## Required work
Reproduce the listing that follows with no differences at all.

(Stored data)
* Start *
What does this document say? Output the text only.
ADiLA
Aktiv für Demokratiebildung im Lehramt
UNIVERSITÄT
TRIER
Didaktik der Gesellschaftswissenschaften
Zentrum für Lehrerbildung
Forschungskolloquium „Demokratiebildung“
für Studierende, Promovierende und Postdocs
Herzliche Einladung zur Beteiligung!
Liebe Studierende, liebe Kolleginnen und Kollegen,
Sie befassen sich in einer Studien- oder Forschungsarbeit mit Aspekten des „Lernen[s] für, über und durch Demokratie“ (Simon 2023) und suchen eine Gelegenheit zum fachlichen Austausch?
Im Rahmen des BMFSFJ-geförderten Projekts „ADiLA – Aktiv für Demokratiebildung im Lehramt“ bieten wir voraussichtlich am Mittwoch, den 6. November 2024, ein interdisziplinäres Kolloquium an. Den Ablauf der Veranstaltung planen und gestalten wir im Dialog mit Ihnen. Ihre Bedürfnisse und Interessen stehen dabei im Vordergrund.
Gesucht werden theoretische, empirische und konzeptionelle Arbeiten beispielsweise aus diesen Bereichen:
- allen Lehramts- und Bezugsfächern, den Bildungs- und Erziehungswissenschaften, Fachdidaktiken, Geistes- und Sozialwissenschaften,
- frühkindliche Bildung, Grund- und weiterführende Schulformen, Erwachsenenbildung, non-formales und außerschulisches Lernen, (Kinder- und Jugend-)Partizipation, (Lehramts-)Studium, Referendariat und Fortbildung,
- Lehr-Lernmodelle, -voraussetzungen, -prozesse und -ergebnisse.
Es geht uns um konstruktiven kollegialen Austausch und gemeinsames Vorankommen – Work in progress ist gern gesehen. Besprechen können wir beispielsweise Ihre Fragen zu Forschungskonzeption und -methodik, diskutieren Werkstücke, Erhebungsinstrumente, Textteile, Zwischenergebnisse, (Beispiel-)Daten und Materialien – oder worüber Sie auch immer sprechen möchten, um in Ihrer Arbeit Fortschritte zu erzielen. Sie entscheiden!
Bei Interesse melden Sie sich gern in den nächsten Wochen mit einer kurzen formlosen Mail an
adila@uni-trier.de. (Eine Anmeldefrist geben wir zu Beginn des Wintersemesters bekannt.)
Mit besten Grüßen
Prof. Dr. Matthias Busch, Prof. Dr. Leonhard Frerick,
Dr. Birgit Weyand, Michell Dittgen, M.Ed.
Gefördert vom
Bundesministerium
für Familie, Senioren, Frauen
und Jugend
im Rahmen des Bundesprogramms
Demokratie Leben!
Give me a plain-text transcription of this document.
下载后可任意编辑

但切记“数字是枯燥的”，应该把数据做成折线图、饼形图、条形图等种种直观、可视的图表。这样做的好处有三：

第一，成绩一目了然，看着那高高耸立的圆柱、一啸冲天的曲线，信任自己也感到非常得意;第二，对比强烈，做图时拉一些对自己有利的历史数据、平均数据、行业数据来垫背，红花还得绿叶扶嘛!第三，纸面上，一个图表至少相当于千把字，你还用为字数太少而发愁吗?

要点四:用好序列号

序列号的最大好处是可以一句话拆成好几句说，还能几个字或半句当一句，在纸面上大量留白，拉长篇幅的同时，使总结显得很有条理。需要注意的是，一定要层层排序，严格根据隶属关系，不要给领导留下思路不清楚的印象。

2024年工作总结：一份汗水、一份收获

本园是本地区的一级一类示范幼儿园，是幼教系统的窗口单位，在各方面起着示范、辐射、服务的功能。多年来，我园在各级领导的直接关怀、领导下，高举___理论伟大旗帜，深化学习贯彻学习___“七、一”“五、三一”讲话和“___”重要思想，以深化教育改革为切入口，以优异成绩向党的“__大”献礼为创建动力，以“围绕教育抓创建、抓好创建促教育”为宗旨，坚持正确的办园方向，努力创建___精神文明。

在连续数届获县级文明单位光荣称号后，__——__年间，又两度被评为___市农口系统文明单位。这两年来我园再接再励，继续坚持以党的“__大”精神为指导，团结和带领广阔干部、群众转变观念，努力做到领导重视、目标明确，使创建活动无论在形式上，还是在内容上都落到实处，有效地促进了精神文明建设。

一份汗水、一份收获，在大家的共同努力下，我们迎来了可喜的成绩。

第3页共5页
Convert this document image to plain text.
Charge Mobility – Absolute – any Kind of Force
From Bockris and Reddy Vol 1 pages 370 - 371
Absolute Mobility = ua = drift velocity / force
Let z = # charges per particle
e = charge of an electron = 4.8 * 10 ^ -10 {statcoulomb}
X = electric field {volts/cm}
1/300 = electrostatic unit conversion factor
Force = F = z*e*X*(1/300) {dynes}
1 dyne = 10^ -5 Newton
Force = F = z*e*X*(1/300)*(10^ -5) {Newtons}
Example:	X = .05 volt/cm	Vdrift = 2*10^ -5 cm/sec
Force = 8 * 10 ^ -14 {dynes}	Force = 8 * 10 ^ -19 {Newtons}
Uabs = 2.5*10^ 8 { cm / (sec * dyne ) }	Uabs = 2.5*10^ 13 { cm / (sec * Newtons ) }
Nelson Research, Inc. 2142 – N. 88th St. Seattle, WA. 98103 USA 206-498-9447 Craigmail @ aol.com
* End *
## Finished answer
What does this document say? Output the text only.
ADiLA
Aktiv für Demokratiebildung im Lehramt
UNIVERSITÄT
TRIER
Didaktik der Gesellschaftswissenschaften
Zentrum für Lehrerbildung
Forschungskolloquium „Demokratiebildung“
für Studierende, Promovierende und Postdocs
Herzliche Einladung zur Beteiligung!
Liebe Studierende, liebe Kolleginnen und Kollegen,
Sie befassen sich in einer Studien- oder Forschungsarbeit mit Aspekten des „Lernen[s] für, über und durch Demokratie“ (Simon 2023) und suchen eine Gelegenheit zum fachlichen Austausch?
Im Rahmen des BMFSFJ-geförderten Projekts „ADiLA – Aktiv für Demokratiebildung im Lehramt“ bieten wir voraussichtlich am Mittwoch, den 6. November 2024, ein interdisziplinäres Kolloquium an. Den Ablauf der Veranstaltung planen und gestalten wir im Dialog mit Ihnen. Ihre Bedürfnisse und Interessen stehen dabei im Vordergrund.
Gesucht werden theoretische, empirische und konzeptionelle Arbeiten beispielsweise aus diesen Bereichen:
- allen Lehramts- und Bezugsfächern, den Bildungs- und Erziehungswissenschaften, Fachdidaktiken, Geistes- und Sozialwissenschaften,
- frühkindliche Bildung, Grund- und weiterführende Schulformen, Erwachsenenbildung, non-formales und außerschulisches Lernen, (Kinder- und Jugend-)Partizipation, (Lehramts-)Studium, Referendariat und Fortbildung,
- Lehr-Lernmodelle, -voraussetzungen, -prozesse und -ergebnisse.
Es geht uns um konstruktiven kollegialen Austausch und gemeinsames Vorankommen – Work in progress ist gern gesehen. Besprechen können wir beispielsweise Ihre Fragen zu Forschungskonzeption und -methodik, diskutieren Werkstücke, Erhebungsinstrumente, Textteile, Zwischenergebnisse, (Beispiel-)Daten und Materialien – oder worüber Sie auch immer sprechen möchten, um in Ihrer Arbeit Fortschritte zu erzielen. Sie entscheiden!
Bei Interesse melden Sie sich gern in den nächsten Wochen mit einer kurzen formlosen Mail an
adila@uni-trier.de. (Eine Anmeldefrist geben wir zu Beginn des Wintersemesters bekannt.)
Mit besten Grüßen
Prof. Dr. Matthias Busch, Prof. Dr. Leonhard Frerick,
Dr. Birgit Weyand, Michell Dittgen, M.Ed.
Gefördert vom
Bundesministerium
für Familie, Senioren, Frauen
und Jugend
im Rahmen des Bundesprogramms
Demokratie Leben!
Give me a plain-text transcription of this document.
下载后可任意编辑

但切记“数字是枯燥的”，应该把数据做成折线图、饼形图、条形图等种种直观、可视的图表。这样做的好处有三：

第一，成绩一目了然，看着那高高耸立的圆柱、一啸冲天的曲线，信任自己也感到非常得意;第二，对比强烈，做图时拉一些对自己有利的历史数据、平均数据、行业数据来垫背，红花还得绿叶扶嘛!第三，纸面上，一个图表至少相当于千把字，你还用为字数太少而发愁吗?

要点四:用好序列号

序列号的最大好处是可以一句话拆成好几句说，还能几个字或半句当一句，在纸面上大量留白，拉长篇幅的同时，使总结显得很有条理。需要注意的是，一定要层层排序，严格根据隶属关系，不要给领导留下思路不清楚的印象。

2024年工作总结：一份汗水、一份收获

本园是本地区的一级一类示范幼儿园，是幼教系统的窗口单位，在各方面起着示范、辐射、服务的功能。多年来，我园在各级领导的直接关怀、领导下，高举___理论伟大旗帜，深化学习贯彻学习___“七、一”“五、三一”讲话和“___”重要思想，以深化教育改革为切入口，以优异成绩向党的“__大”献礼为创建动力，以“围绕教育抓创建、抓好创建促教育”为宗旨，坚持正确的办园方向，努力创建___精神文明。

在连续数届获县级文明单位光荣称号后，__——__年间，又两度被评为___市农口系统文明单位。这两年来我园再接再励，继续坚持以党的“__大”精神为指导，团结和带领广阔干部、群众转变观念，努力做到领导重视、目标明确，使创建活动无论在形式上，还是在内容上都落到实处，有效地促进了精神文明建设。

一份汗水、一份收获，在大家的共同努力下，我们迎来了可喜的成绩。

第3页共5页
Convert this document image to plain text.
Charge Mobility – Absolute – any Kind of Force
From Bockris and Reddy Vol 1 pages 370 - 371
Absolute Mobility = ua = drift velocity / force
Let z = # charges per particle
e = charge of an electron = 4.8 * 10 ^ -10 {statcoulomb}
X = electric field {volts/cm}
1/300 = electrostatic unit conversion factor
Force = F = z*e*X*(1/300) {dynes}
1 dyne = 10^ -5 Newton
Force = F = z*e*X*(1/300)*(10^ -5) {Newtons}
Example:	X = .05 volt/cm	Vdrift = 2*10^ -5 cm/sec
Force = 8 * 10 ^ -14 {dynes}	Force = 8 * 10 ^ -19 {Newtons}
Uabs = 2.5*10^ 8 { cm / (sec * dyne ) }	Uabs = 2.5*10^ 13 { cm / (sec * Newtons ) }
Nelson Research, Inc. 2142 – N. 88th St. Seattle, WA. 98103 USA 206-498-9447 Craigmail @ aol.com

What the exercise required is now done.